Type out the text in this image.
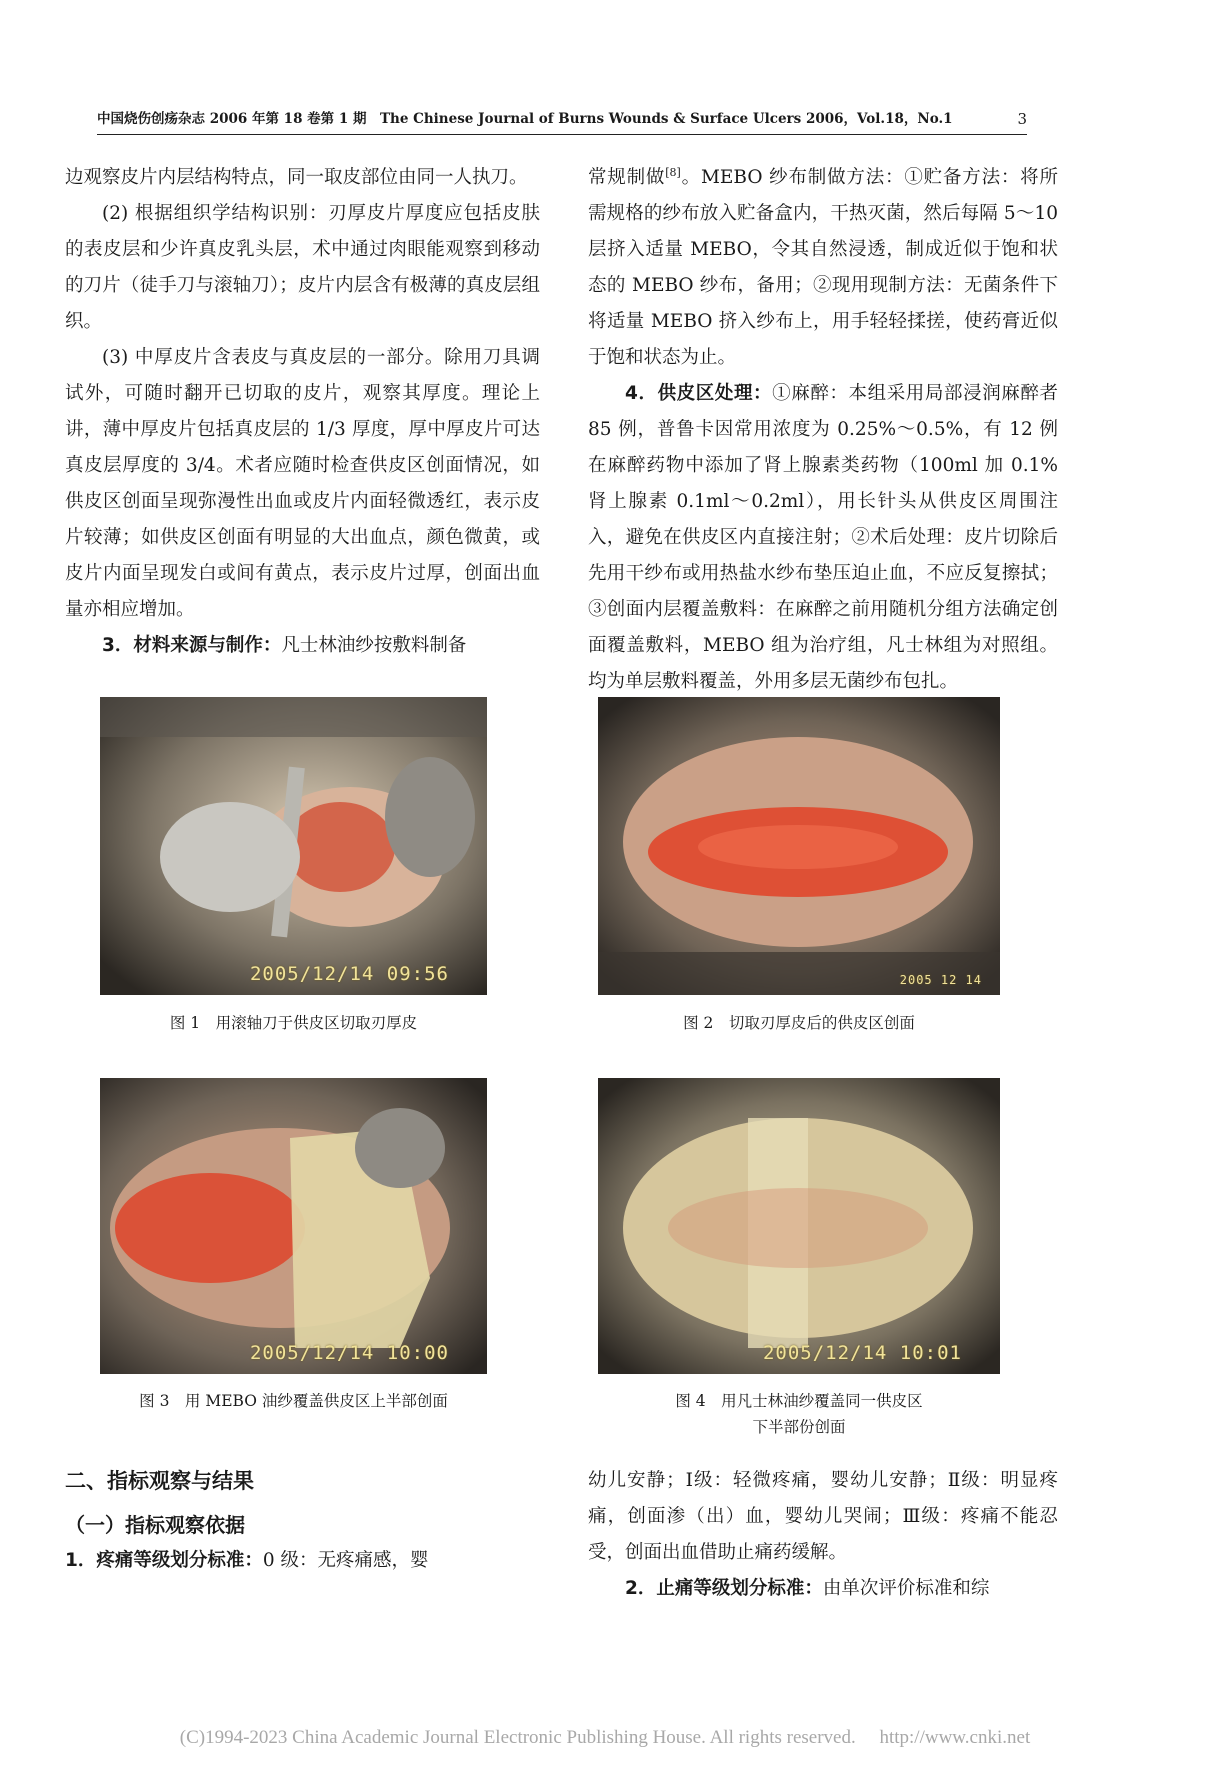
中国烧伤创疡杂志 2006 年第 18 卷第 1 期　The Chinese Journal of Burns Wounds & Surface Ulcers 2006，Vol.18，No.1	3

边观察皮片内层结构特点，同一取皮部位由同一人执刀。

(2) 根据组织学结构识别：刃厚皮片厚度应包括皮肤的表皮层和少许真皮乳头层，术中通过肉眼能观察到移动的刀片（徒手刀与滚轴刀）；皮片内层含有极薄的真皮层组织。

(3) 中厚皮片含表皮与真皮层的一部分。除用刀具调试外，可随时翻开已切取的皮片，观察其厚度。理论上讲，薄中厚皮片包括真皮层的 1/3 厚度，厚中厚皮片可达真皮层厚度的 3/4。术者应随时检查供皮区创面情况，如供皮区创面呈现弥漫性出血或皮片内面轻微透红，表示皮片较薄；如供皮区创面有明显的大出血点，颜色微黄，或皮片内面呈现发白或间有黄点，表示皮片过厚，创面出血量亦相应增加。

3．材料来源与制作：凡士林油纱按敷料制备

常规制做[8]。MEBO 纱布制做方法：①贮备方法：将所需规格的纱布放入贮备盒内，干热灭菌，然后每隔 5～10 层挤入适量 MEBO，令其自然浸透，制成近似于饱和状态的 MEBO 纱布，备用；②现用现制方法：无菌条件下将适量 MEBO 挤入纱布上，用手轻轻揉搓，使药膏近似于饱和状态为止。

4．供皮区处理：①麻醉：本组采用局部浸润麻醉者 85 例，普鲁卡因常用浓度为 0.25%～0.5%，有 12 例在麻醉药物中添加了肾上腺素类药物（100ml 加 0.1% 肾上腺素 0.1ml～0.2ml），用长针头从供皮区周围注入，避免在供皮区内直接注射；②术后处理：皮片切除后先用干纱布或用热盐水纱布垫压迫止血，不应反复擦拭；③创面内层覆盖敷料：在麻醉之前用随机分组方法确定创面覆盖敷料，MEBO 组为治疗组，凡士林组为对照组。均为单层敷料覆盖，外用多层无菌纱布包扎。

2005/12/14 09:56
图 1　用滚轴刀于供皮区切取刃厚皮
2005 12 14
图 2　切取刃厚皮后的供皮区创面
2005/12/14 10:00
图 3　用 MEBO 油纱覆盖供皮区上半部创面
2005/12/14 10:01
图 4　用凡士林油纱覆盖同一供皮区
下半部份创面

二、指标观察与结果

（一）指标观察依据

1．疼痛等级划分标准：0 级：无疼痛感，婴

幼儿安静；Ⅰ级：轻微疼痛，婴幼儿安静；Ⅱ级：明显疼痛，创面渗（出）血，婴幼儿哭闹；Ⅲ级：疼痛不能忍受，创面出血借助止痛药缓解。

2．止痛等级划分标准：由单次评价标准和综

(C)1994-2023 China Academic Journal Electronic Publishing House. All rights reserved.　 http://www.cnki.net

§ §

→ **Exercise directions**:
In the entries above, find lines with "MEBO" and copy each.

→ **Written answer**:
常规制做[8]。MEBO 纱布制做方法：①贮备方法：将所需规格的纱布放入贮备盒内，干热灭菌，然后每隔 5～10 层挤入适量 MEBO，令其自然浸透，制成近似于饱和状态的 MEBO 纱布，备用；②现用现制方法：无菌条件下将适量 MEBO 挤入纱布上，用手轻轻揉搓，使药膏近似于饱和状态为止。
4．供皮区处理：①麻醉：本组采用局部浸润麻醉者 85 例，普鲁卡因常用浓度为 0.25%～0.5%，有 12 例在麻醉药物中添加了肾上腺素类药物（100ml 加 0.1% 肾上腺素 0.1ml～0.2ml），用长针头从供皮区周围注入，避免在供皮区内直接注射；②术后处理：皮片切除后先用干纱布或用热盐水纱布垫压迫止血，不应反复擦拭；③创面内层覆盖敷料：在麻醉之前用随机分组方法确定创面覆盖敷料，MEBO 组为治疗组，凡士林组为对照组。均为单层敷料覆盖，外用多层无菌纱布包扎。
图 3　用 MEBO 油纱覆盖供皮区上半部创面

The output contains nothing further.